Given task =
Reproduce the complete listing without any deviation.

Recorded data =
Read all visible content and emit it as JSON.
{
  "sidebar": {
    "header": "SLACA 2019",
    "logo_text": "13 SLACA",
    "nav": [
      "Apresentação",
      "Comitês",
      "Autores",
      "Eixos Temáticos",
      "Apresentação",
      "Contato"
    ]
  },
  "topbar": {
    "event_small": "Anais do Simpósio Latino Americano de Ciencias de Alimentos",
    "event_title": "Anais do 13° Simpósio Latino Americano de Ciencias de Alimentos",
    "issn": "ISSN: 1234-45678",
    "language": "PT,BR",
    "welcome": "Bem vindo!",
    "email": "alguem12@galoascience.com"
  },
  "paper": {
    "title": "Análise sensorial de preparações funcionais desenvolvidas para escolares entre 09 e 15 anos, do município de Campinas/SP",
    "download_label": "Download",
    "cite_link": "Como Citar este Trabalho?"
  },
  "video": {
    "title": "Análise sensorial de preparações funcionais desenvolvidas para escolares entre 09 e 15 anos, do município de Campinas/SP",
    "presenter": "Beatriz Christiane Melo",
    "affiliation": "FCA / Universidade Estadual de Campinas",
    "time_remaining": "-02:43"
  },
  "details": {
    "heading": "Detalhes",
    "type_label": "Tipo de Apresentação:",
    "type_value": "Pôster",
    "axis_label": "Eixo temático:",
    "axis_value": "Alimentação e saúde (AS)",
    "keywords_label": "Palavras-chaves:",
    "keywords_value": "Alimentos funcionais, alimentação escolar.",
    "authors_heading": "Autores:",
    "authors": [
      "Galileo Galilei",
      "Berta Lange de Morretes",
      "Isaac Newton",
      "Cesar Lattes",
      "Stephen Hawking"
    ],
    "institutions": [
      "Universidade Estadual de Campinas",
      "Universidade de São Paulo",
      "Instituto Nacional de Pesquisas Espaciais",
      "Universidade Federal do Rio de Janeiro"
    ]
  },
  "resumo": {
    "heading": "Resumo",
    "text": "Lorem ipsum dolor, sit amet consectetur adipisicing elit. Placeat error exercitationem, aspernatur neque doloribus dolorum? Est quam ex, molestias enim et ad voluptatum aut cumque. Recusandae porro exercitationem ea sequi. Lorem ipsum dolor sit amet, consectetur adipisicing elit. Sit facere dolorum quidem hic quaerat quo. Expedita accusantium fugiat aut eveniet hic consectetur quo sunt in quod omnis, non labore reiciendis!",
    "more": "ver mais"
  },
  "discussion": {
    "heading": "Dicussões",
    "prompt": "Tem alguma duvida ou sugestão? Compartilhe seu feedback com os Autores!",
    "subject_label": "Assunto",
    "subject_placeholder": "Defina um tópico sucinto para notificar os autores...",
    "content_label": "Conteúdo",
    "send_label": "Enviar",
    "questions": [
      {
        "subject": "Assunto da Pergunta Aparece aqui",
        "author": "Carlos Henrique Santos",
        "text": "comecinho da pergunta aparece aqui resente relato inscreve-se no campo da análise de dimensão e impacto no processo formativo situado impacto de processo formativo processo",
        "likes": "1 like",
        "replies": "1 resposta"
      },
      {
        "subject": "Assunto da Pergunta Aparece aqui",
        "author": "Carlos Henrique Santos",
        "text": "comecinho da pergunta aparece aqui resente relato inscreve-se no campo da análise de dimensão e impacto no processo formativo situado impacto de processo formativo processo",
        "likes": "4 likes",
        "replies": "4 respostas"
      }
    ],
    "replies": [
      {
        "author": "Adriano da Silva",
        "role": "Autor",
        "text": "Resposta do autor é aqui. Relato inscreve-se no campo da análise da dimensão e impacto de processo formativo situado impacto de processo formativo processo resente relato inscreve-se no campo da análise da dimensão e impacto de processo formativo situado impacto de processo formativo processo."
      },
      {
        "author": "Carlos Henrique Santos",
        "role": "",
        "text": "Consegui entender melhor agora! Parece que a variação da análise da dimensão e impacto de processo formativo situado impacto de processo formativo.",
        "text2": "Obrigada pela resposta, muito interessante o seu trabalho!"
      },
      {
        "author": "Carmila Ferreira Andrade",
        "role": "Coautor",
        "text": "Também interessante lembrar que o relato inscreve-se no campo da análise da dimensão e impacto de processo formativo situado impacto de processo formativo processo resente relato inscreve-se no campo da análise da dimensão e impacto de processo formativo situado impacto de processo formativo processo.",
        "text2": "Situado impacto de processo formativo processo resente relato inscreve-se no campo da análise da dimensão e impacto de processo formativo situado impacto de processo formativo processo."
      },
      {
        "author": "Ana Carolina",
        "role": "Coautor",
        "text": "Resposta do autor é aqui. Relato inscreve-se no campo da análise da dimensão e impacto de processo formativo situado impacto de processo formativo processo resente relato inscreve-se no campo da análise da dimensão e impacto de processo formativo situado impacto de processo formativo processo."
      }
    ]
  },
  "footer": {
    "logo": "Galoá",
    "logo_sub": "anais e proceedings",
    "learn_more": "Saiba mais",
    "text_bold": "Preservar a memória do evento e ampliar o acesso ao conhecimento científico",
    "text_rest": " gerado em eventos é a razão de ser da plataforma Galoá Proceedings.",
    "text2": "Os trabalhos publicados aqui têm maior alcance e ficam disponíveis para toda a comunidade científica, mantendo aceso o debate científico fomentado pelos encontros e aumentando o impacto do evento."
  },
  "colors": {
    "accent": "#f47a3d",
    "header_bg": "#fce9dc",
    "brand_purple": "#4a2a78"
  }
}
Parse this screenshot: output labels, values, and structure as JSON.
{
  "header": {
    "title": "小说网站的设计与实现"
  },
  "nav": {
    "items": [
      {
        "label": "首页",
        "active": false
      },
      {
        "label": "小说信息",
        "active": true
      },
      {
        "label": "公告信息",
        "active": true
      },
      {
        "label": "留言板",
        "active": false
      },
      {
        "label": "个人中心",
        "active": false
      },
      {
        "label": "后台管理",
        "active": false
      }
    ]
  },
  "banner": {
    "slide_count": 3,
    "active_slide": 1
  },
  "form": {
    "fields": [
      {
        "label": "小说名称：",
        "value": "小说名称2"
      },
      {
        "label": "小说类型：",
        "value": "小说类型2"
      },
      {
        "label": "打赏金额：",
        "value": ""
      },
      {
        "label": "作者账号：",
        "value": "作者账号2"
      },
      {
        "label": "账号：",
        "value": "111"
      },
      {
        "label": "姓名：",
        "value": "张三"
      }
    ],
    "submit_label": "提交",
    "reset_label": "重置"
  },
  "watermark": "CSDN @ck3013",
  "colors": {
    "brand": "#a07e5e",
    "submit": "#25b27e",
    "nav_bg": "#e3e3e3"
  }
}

Task answer =
Read all visible content and emit it as JSON.
{
  "sidebar": {
    "header": "SLACA 2019",
    "logo_text": "13 SLACA",
    "nav": [
      "Apresentação",
      "Comitês",
      "Autores",
      "Eixos Temáticos",
      "Apresentação",
      "Contato"
    ]
  },
  "topbar": {
    "event_small": "Anais do Simpósio Latino Americano de Ciencias de Alimentos",
    "event_title": "Anais do 13° Simpósio Latino Americano de Ciencias de Alimentos",
    "issn": "ISSN: 1234-45678",
    "language": "PT,BR",
    "welcome": "Bem vindo!",
    "email": "alguem12@galoascience.com"
  },
  "paper": {
    "title": "Análise sensorial de preparações funcionais desenvolvidas para escolares entre 09 e 15 anos, do município de Campinas/SP",
    "download_label": "Download",
    "cite_link": "Como Citar este Trabalho?"
  },
  "video": {
    "title": "Análise sensorial de preparações funcionais desenvolvidas para escolares entre 09 e 15 anos, do município de Campinas/SP",
    "presenter": "Beatriz Christiane Melo",
    "affiliation": "FCA / Universidade Estadual de Campinas",
    "time_remaining": "-02:43"
  },
  "details": {
    "heading": "Detalhes",
    "type_label": "Tipo de Apresentação:",
    "type_value": "Pôster",
    "axis_label": "Eixo temático:",
    "axis_value": "Alimentação e saúde (AS)",
    "keywords_label": "Palavras-chaves:",
    "keywords_value": "Alimentos funcionais, alimentação escolar.",
    "authors_heading": "Autores:",
    "authors": [
      "Galileo Galilei",
      "Berta Lange de Morretes",
      "Isaac Newton",
      "Cesar Lattes",
      "Stephen Hawking"
    ],
    "institutions": [
      "Universidade Estadual de Campinas",
      "Universidade de São Paulo",
      "Instituto Nacional de Pesquisas Espaciais",
      "Universidade Federal do Rio de Janeiro"
    ]
  },
  "resumo": {
    "heading": "Resumo",
    "text": "Lorem ipsum dolor, sit amet consectetur adipisicing elit. Placeat error exercitationem, aspernatur neque doloribus dolorum? Est quam ex, molestias enim et ad voluptatum aut cumque. Recusandae porro exercitationem ea sequi. Lorem ipsum dolor sit amet, consectetur adipisicing elit. Sit facere dolorum quidem hic quaerat quo. Expedita accusantium fugiat aut eveniet hic consectetur quo sunt in quod omnis, non labore reiciendis!",
    "more": "ver mais"
  },
  "discussion": {
    "heading": "Dicussões",
    "prompt": "Tem alguma duvida ou sugestão? Compartilhe seu feedback com os Autores!",
    "subject_label": "Assunto",
    "subject_placeholder": "Defina um tópico sucinto para notificar os autores...",
    "content_label": "Conteúdo",
    "send_label": "Enviar",
    "questions": [
      {
        "subject": "Assunto da Pergunta Aparece aqui",
        "author": "Carlos Henrique Santos",
        "text": "comecinho da pergunta aparece aqui resente relato inscreve-se no campo da análise de dimensão e impacto no processo formativo situado impacto de processo formativo processo",
        "likes": "1 like",
        "replies": "1 resposta"
      },
      {
        "subject": "Assunto da Pergunta Aparece aqui",
        "author": "Carlos Henrique Santos",
        "text": "comecinho da pergunta aparece aqui resente relato inscreve-se no campo da análise de dimensão e impacto no processo formativo situado impacto de processo formativo processo",
        "likes": "4 likes",
        "replies": "4 respostas"
      }
    ],
    "replies": [
      {
        "author": "Adriano da Silva",
        "role": "Autor",
        "text": "Resposta do autor é aqui. Relato inscreve-se no campo da análise da dimensão e impacto de processo formativo situado impacto de processo formativo processo resente relato inscreve-se no campo da análise da dimensão e impacto de processo formativo situado impacto de processo formativo processo."
      },
      {
        "author": "Carlos Henrique Santos",
        "role": "",
        "text": "Consegui entender melhor agora! Parece que a variação da análise da dimensão e impacto de processo formativo situado impacto de processo formativo.",
        "text2": "Obrigada pela resposta, muito interessante o seu trabalho!"
      },
      {
        "author": "Carmila Ferreira Andrade",
        "role": "Coautor",
        "text": "Também interessante lembrar que o relato inscreve-se no campo da análise da dimensão e impacto de processo formativo situado impacto de processo formativo processo resente relato inscreve-se no campo da análise da dimensão e impacto de processo formativo situado impacto de processo formativo processo.",
        "text2": "Situado impacto de processo formativo processo resente relato inscreve-se no campo da análise da dimensão e impacto de processo formativo situado impacto de processo formativo processo."
      },
      {
        "author": "Ana Carolina",
        "role": "Coautor",
        "text": "Resposta do autor é aqui. Relato inscreve-se no campo da análise da dimensão e impacto de processo formativo situado impacto de processo formativo processo resente relato inscreve-se no campo da análise da dimensão e impacto de processo formativo situado impacto de processo formativo processo."
      }
    ]
  },
  "footer": {
    "logo": "Galoá",
    "logo_sub": "anais e proceedings",
    "learn_more": "Saiba mais",
    "text_bold": "Preservar a memória do evento e ampliar o acesso ao conhecimento científico",
    "text_rest": " gerado em eventos é a razão de ser da plataforma Galoá Proceedings.",
    "text2": "Os trabalhos publicados aqui têm maior alcance e ficam disponíveis para toda a comunidade científica, mantendo aceso o debate científico fomentado pelos encontros e aumentando o impacto do evento."
  },
  "colors": {
    "accent": "#f47a3d",
    "header_bg": "#fce9dc",
    "brand_purple": "#4a2a78"
  }
}
Parse this screenshot: output labels, values, and structure as JSON.
{
  "header": {
    "title": "小说网站的设计与实现"
  },
  "nav": {
    "items": [
      {
        "label": "首页",
        "active": false
      },
      {
        "label": "小说信息",
        "active": true
      },
      {
        "label": "公告信息",
        "active": true
      },
      {
        "label": "留言板",
        "active": false
      },
      {
        "label": "个人中心",
        "active": false
      },
      {
        "label": "后台管理",
        "active": false
      }
    ]
  },
  "banner": {
    "slide_count": 3,
    "active_slide": 1
  },
  "form": {
    "fields": [
      {
        "label": "小说名称：",
        "value": "小说名称2"
      },
      {
        "label": "小说类型：",
        "value": "小说类型2"
      },
      {
        "label": "打赏金额：",
        "value": ""
      },
      {
        "label": "作者账号：",
        "value": "作者账号2"
      },
      {
        "label": "账号：",
        "value": "111"
      },
      {
        "label": "姓名：",
        "value": "张三"
      }
    ],
    "submit_label": "提交",
    "reset_label": "重置"
  },
  "watermark": "CSDN @ck3013",
  "colors": {
    "brand": "#a07e5e",
    "submit": "#25b27e",
    "nav_bg": "#e3e3e3"
  }
}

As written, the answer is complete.